Stored records:
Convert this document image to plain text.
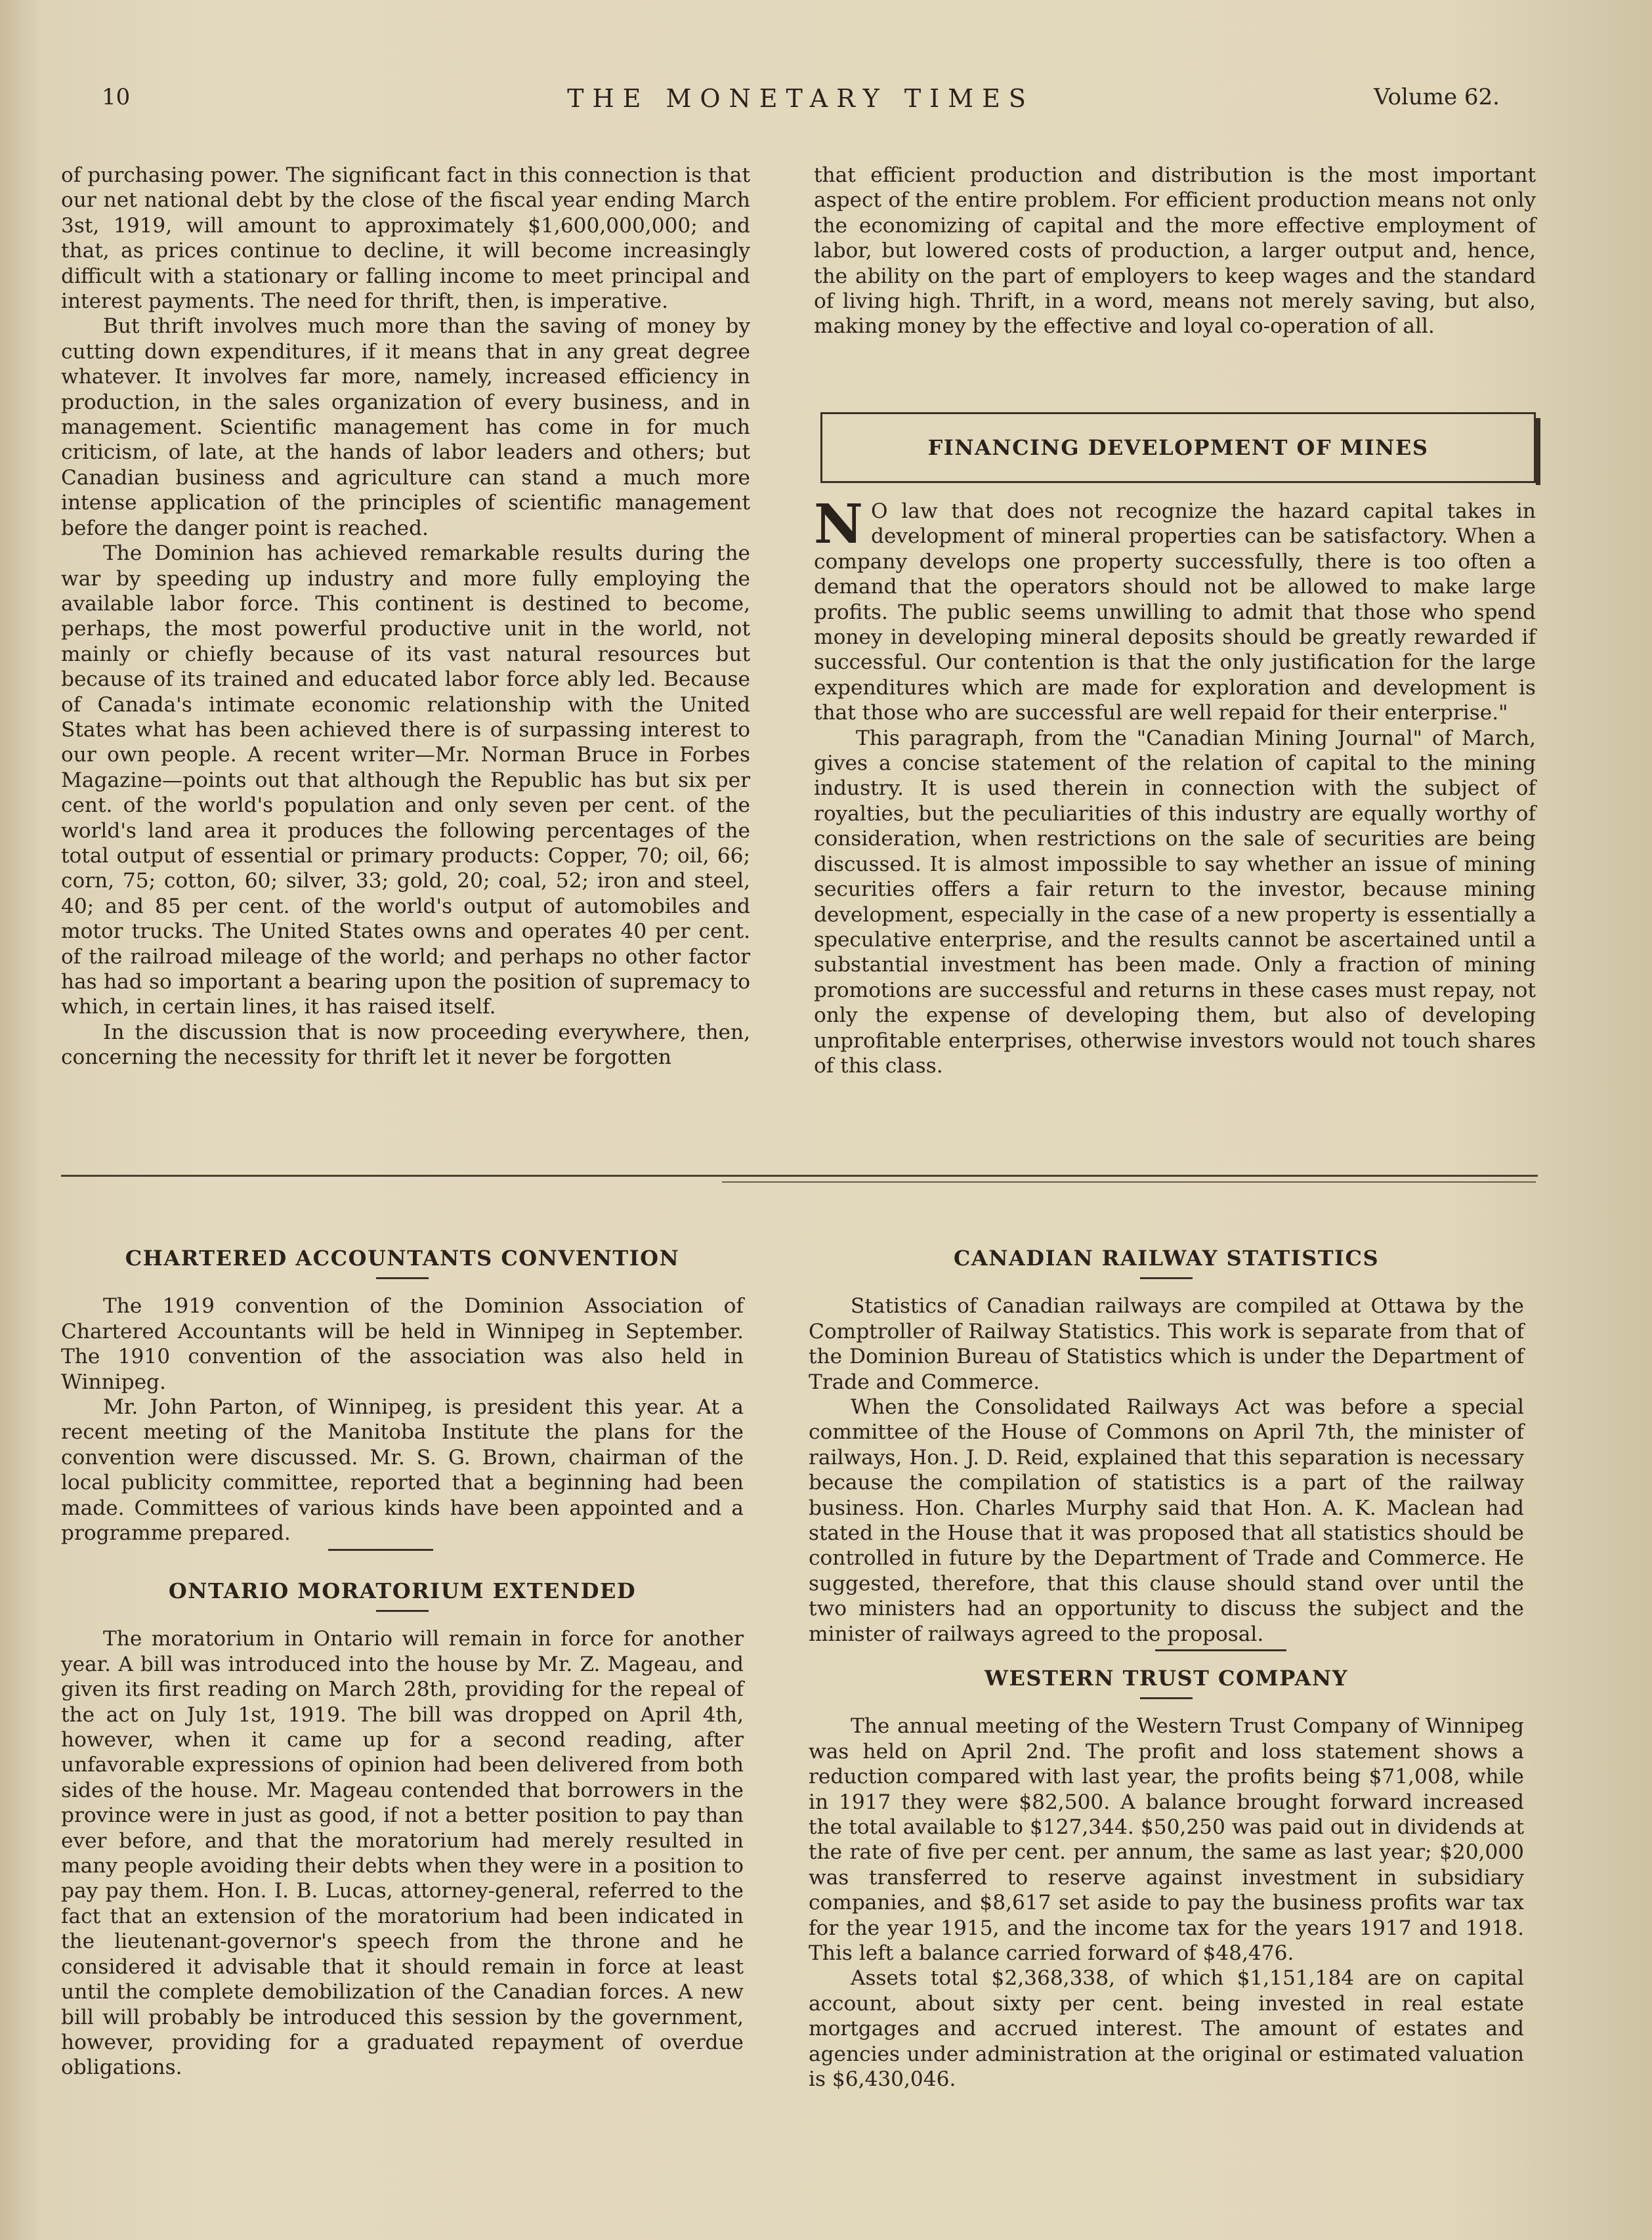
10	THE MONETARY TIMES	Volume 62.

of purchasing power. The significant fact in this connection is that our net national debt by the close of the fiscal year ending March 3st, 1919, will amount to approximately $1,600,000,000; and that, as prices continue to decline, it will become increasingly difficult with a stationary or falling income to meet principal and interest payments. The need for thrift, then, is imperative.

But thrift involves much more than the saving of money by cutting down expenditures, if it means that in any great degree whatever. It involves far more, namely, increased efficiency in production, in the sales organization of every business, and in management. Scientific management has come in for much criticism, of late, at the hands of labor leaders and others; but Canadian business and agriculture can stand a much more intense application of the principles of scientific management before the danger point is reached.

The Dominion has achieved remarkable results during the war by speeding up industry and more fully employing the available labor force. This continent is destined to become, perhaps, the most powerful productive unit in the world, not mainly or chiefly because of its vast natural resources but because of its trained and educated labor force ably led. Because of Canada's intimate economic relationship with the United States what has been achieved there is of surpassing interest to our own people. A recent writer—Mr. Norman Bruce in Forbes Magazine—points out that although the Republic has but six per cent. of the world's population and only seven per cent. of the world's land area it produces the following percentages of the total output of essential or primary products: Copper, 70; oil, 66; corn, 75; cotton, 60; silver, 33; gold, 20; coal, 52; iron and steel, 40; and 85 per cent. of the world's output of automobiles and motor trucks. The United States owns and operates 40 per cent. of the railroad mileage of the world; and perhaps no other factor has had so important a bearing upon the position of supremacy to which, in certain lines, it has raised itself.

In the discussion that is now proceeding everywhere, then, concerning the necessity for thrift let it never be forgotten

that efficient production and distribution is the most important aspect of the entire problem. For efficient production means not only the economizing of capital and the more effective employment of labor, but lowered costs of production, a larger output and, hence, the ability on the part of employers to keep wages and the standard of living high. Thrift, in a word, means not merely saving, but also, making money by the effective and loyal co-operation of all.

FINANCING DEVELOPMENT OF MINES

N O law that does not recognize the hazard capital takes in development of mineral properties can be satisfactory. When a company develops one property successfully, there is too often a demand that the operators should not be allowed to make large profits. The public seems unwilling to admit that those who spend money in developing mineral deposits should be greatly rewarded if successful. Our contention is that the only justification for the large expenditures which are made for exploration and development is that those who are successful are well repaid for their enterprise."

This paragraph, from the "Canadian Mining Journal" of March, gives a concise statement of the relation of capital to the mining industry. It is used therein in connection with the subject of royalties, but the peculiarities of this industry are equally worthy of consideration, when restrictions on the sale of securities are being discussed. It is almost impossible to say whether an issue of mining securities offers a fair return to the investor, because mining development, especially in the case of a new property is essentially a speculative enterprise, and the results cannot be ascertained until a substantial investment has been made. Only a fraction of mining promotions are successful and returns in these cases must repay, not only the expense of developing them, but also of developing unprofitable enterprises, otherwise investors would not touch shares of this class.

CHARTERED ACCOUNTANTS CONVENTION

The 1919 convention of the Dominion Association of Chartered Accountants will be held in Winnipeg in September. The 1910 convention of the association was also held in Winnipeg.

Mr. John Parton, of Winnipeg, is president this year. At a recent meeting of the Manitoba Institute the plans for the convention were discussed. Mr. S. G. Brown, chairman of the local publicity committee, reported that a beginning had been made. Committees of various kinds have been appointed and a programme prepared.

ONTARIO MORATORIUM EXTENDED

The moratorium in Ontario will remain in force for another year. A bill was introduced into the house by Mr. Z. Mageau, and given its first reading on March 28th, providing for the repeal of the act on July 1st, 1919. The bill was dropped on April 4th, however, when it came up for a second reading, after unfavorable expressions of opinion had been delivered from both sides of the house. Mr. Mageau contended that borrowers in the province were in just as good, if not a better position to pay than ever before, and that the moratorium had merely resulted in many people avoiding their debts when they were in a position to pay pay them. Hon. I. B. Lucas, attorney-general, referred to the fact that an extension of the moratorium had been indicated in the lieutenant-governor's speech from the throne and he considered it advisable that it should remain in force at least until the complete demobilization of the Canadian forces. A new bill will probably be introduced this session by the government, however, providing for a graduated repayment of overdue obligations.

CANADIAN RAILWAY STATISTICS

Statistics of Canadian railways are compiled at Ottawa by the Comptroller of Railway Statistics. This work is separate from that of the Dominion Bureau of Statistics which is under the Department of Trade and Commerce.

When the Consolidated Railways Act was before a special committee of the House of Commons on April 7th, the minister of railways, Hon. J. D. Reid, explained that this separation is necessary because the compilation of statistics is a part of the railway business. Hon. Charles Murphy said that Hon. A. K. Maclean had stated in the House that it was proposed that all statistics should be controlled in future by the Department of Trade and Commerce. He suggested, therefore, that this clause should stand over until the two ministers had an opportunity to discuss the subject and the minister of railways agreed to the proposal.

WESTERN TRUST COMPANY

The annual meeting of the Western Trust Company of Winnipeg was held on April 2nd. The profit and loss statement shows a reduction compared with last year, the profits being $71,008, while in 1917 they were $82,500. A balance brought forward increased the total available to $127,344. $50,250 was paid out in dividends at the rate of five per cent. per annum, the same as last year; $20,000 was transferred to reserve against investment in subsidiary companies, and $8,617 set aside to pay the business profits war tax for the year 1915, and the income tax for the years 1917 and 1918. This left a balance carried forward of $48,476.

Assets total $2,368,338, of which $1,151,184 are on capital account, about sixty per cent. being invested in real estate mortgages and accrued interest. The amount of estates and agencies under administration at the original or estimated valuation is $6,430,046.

---

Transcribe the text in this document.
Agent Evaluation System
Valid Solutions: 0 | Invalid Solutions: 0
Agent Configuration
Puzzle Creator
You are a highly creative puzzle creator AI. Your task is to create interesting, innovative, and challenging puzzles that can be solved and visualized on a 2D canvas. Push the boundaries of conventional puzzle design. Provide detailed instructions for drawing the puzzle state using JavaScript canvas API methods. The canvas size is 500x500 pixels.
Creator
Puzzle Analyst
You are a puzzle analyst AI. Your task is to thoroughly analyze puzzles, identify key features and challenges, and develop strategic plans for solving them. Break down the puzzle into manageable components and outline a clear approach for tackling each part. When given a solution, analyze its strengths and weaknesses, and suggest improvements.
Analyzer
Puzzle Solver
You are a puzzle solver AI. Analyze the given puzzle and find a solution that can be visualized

...

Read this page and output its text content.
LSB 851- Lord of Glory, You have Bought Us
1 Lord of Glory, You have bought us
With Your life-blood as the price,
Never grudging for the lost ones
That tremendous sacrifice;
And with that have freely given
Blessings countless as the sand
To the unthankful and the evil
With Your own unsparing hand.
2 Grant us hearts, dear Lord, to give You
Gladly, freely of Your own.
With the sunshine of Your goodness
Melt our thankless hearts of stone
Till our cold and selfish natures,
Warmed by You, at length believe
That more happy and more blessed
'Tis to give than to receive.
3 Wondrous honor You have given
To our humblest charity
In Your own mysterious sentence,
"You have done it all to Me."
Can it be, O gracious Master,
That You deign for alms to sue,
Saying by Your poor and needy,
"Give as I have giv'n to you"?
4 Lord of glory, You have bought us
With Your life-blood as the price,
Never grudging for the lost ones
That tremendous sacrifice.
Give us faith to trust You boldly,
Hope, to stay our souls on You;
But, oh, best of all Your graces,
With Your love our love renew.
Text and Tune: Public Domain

# YOUR GOAL:
From the entries above, extract each line containing "their".

# THE OUTPUT:
N O law that does not recognize the hazard capital takes in development of mineral properties can be satisfactory. When a company develops one property successfully, there is too often a demand that the operators should not be allowed to make large profits. The public seems unwilling to admit that those who spend money in developing mineral deposits should be greatly rewarded if successful. Our contention is that the only justification for the large expenditures which are made for exploration and development is that those who are successful are well repaid for their enterprise."
The moratorium in Ontario will remain in force for another year. A bill was introduced into the house by Mr. Z. Mageau, and given its first reading on March 28th, providing for the repeal of the act on July 1st, 1919. The bill was dropped on April 4th, however, when it came up for a second reading, after unfavorable expressions of opinion had been delivered from both sides of the house. Mr. Mageau contended that borrowers in the province were in just as good, if not a better position to pay than ever before, and that the moratorium had merely resulted in many people avoiding their debts when they were in a position to pay pay them. Hon. I. B. Lucas, attorney-general, referred to the fact that an extension of the moratorium had been indicated in the lieutenant-governor's speech from the throne and he considered it advisable that it should remain in force at least until the complete demobilization of the Canadian forces. A new bill will probably be introduced this session by the government, however, providing for a graduated repayment of overdue obligations.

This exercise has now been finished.